STATED PROBLEM:
Please turn every line of the rows below into a numbered list, leaving out any blank lines.

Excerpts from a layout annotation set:
[BEGIN]

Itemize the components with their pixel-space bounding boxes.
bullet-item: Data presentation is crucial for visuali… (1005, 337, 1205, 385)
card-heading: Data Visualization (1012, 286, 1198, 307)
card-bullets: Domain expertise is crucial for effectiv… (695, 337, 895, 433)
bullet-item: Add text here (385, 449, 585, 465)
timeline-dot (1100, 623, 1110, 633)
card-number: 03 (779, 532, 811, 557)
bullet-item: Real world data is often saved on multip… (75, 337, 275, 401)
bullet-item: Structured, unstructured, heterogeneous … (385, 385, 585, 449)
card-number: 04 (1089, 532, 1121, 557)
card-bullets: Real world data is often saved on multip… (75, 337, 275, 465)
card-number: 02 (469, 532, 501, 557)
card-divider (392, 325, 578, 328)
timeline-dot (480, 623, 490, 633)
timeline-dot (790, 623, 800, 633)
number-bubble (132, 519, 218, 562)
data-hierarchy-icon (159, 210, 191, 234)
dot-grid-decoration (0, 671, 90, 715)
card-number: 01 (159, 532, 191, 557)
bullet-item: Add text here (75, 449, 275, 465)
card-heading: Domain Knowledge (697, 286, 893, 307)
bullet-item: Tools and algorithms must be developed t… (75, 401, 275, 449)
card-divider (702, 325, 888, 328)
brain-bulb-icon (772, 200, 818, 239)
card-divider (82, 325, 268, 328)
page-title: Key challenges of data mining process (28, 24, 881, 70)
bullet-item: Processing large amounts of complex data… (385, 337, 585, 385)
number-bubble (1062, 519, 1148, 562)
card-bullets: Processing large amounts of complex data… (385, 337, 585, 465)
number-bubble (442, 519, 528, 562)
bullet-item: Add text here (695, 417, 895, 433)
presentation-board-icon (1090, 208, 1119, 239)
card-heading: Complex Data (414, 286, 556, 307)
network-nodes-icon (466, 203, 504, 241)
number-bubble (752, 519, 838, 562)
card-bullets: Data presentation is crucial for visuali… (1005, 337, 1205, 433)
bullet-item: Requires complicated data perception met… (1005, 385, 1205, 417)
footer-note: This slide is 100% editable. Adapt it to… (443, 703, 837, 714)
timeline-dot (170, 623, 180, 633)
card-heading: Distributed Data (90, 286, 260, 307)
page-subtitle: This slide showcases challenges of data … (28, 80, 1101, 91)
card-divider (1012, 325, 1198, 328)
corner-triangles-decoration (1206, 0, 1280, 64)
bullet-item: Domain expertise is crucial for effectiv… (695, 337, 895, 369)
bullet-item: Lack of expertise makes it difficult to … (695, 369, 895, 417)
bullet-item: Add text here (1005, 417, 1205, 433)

[END]

EXERCISE OUTPUT:
1. Itemize the components with their pixel-space bounding boxes.
2. bullet-item: Data presentation is crucial for visuali… (1005, 337, 1205, 385)
3. card-heading: Data Visualization (1012, 286, 1198, 307)
4. card-bullets: Domain expertise is crucial for effectiv… (695, 337, 895, 433)
5. bullet-item: Add text here (385, 449, 585, 465)
6. timeline-dot (1100, 623, 1110, 633)
7. card-number: 03 (779, 532, 811, 557)
8. bullet-item: Real world data is often saved on multip… (75, 337, 275, 401)
9. bullet-item: Structured, unstructured, heterogeneous … (385, 385, 585, 449)
10. card-number: 04 (1089, 532, 1121, 557)
11. card-bullets: Real world data is often saved on multip… (75, 337, 275, 465)
12. card-number: 02 (469, 532, 501, 557)
13. card-divider (392, 325, 578, 328)
14. timeline-dot (480, 623, 490, 633)
15. timeline-dot (790, 623, 800, 633)
16. number-bubble (132, 519, 218, 562)
17. data-hierarchy-icon (159, 210, 191, 234)
18. dot-grid-decoration (0, 671, 90, 715)
19. card-number: 01 (159, 532, 191, 557)
20. bullet-item: Add text here (75, 449, 275, 465)
21. card-heading: Domain Knowledge (697, 286, 893, 307)
22. bullet-item: Tools and algorithms must be developed t… (75, 401, 275, 449)
23. card-divider (702, 325, 888, 328)
24. brain-bulb-icon (772, 200, 818, 239)
25. card-divider (82, 325, 268, 328)
26. page-title: Key challenges of data mining process (28, 24, 881, 70)
27. bullet-item: Processing large amounts of complex data… (385, 337, 585, 385)
28. number-bubble (1062, 519, 1148, 562)
29. card-bullets: Processing large amounts of complex data… (385, 337, 585, 465)
30. number-bubble (442, 519, 528, 562)
31. bullet-item: Add text here (695, 417, 895, 433)
32. presentation-board-icon (1090, 208, 1119, 239)
33. card-heading: Complex Data (414, 286, 556, 307)
34. network-nodes-icon (466, 203, 504, 241)
35. number-bubble (752, 519, 838, 562)
36. card-bullets: Data presentation is crucial for visuali… (1005, 337, 1205, 433)
37. bullet-item: Requires complicated data perception met… (1005, 385, 1205, 417)
38. footer-note: This slide is 100% editable. Adapt it to… (443, 703, 837, 714)
39. timeline-dot (170, 623, 180, 633)
40. card-heading: Distributed Data (90, 286, 260, 307)
41. page-subtitle: This slide showcases challenges of data … (28, 80, 1101, 91)
42. card-divider (1012, 325, 1198, 328)
43. corner-triangles-decoration (1206, 0, 1280, 64)
44. bullet-item: Domain expertise is crucial for effectiv… (695, 337, 895, 369)
45. bullet-item: Lack of expertise makes it difficult to … (695, 369, 895, 417)
46. bullet-item: Add text here (1005, 417, 1205, 433)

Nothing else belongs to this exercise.